- PASSAGE PROVIDED
********
Lesson 4	Downside to indexing
Objective	Describe the trade-offs that occur by creating Indexes

Index Tradeoffs in Physical Design

In the previous lesson you learned how indexes speed data access by giving the RDBMS a shortcut into large tables. In physical database design, however, every performance gain has a cost. Indexes improve read performance but consume storage, slow write operations, and add maintenance overhead.

This lesson focuses on tradeoffs: when an index is worth its cost, when it is not, and how to reason about indexing decisions as your workload and data volumes change.

Why Indexes Help Reads but Hurt Writes

Indexes are separate data structures (often B-trees or similar) that keep key values sorted and point to table rows. When a query filters or joins on an indexed column, the optimizer can:

Seek directly into the index to find matching key values.
Follow row pointers to retrieve only qualifying rows from the base table.

This avoids scanning every row, which is critical for large tables and interactive workloads.

The tradeoff is that every data change touching indexed columns must also update each affected index:

INSERT: add a new row and insert its key into every relevant index.
UPDATE: if an indexed column changes, remove the old key and insert the new key.
********
- COMPLETE THE FOLLOWING
1. According to the lesson on index tradeoffs, what three costs do indexes bring in exchange for better read performance?
2. Resume the lesson on index tradeoffs, continuing after its last line.
The items that come next are separate material with no connection to the lesson on index tradeoffs.

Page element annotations
********
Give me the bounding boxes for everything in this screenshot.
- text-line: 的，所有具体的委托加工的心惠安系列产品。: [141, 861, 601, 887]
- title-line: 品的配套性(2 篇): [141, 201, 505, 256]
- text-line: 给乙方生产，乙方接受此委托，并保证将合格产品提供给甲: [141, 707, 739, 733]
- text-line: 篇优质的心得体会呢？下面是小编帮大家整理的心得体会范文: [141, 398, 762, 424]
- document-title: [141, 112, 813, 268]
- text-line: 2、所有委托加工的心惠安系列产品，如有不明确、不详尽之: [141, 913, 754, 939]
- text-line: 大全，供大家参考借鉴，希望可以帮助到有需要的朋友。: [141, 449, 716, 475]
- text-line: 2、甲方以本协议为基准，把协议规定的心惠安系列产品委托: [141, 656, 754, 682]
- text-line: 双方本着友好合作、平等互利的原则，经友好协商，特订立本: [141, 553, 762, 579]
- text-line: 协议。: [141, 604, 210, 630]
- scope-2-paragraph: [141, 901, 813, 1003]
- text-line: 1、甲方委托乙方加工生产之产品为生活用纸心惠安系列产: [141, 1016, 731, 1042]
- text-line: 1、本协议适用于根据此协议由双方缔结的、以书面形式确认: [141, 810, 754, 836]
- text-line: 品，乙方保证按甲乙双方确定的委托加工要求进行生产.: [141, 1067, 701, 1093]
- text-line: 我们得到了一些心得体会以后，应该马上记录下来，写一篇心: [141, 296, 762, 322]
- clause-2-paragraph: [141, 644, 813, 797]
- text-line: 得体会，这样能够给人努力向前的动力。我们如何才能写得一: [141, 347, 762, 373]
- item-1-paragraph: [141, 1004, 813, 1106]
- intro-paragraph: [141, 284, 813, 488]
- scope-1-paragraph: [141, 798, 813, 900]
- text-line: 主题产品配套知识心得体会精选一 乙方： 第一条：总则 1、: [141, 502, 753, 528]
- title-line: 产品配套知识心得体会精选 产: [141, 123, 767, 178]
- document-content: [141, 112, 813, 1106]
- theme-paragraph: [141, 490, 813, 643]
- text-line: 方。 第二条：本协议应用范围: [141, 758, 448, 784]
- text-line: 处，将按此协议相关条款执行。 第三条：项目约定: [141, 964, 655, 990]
********
- RESPONSE LIST
1. They consume storage, slow write operations, and add maintenance overhead.

2.
DELETE: remove the key from every index that references the row.

The more indexes a table has, the more work each write operation must do. Good physical design balances faster reads against this extra write cost.

Example: Orders for CDs

Indexing a column makes searches and joins on that column faster, but not every column deserves an index. Consider the following table of CD orders:

CD table with columns 1)OrderNo 2) OrderDate 3) CDNo 4) OrderCost 5) Received — **CD_ORDERS**
`| OrderNo | OrderDate | CDNo | OrderCost | Received | | ------- | --------- | ---- | --------- | -------- | | 101 | 01/11/00 | 105 | 8.95 | Yes | | 102 | 01/11/00 | 127 | 12.95 | Yes | | 103 | 01/12/00 | 108 | 13.95 | No | | 104 | 01/13/00 | 101 | 12.95 | Yes | | 302 | (blank) | 127 | 12.95 | No |`
CD orders with OrderNo, OrderDate, CDNo, OrderCost, and Received.

Typical queries might ask:

“Show every order for a given CD number (CDNo).”
“Look up an order by its order number (OrderNo).”
“Find unreceived orders (Received = 'No').”

In this workload:

Indexes on OrderNo (usually a primary key) and CDNo make sense.
An index on OrderCost is rarely useful unless you frequently ask price-based questions (for example, auditing by price band).

Indexing every column here would increase write cost and maintenance with little additional benefit.

Core Tradeoffs When Creating Indexes

Indexing a field increases read performance for some queries, but introduces several costs that accumulate over time:

Additional storage consumption Each index is a separate on-disk structure. Modern storage is inexpensive, but:
- Indexes still occupy buffer cache and I/O bandwidth.
- Very large or redundant indexes can evict more useful pages from memory, reducing cache hit rates.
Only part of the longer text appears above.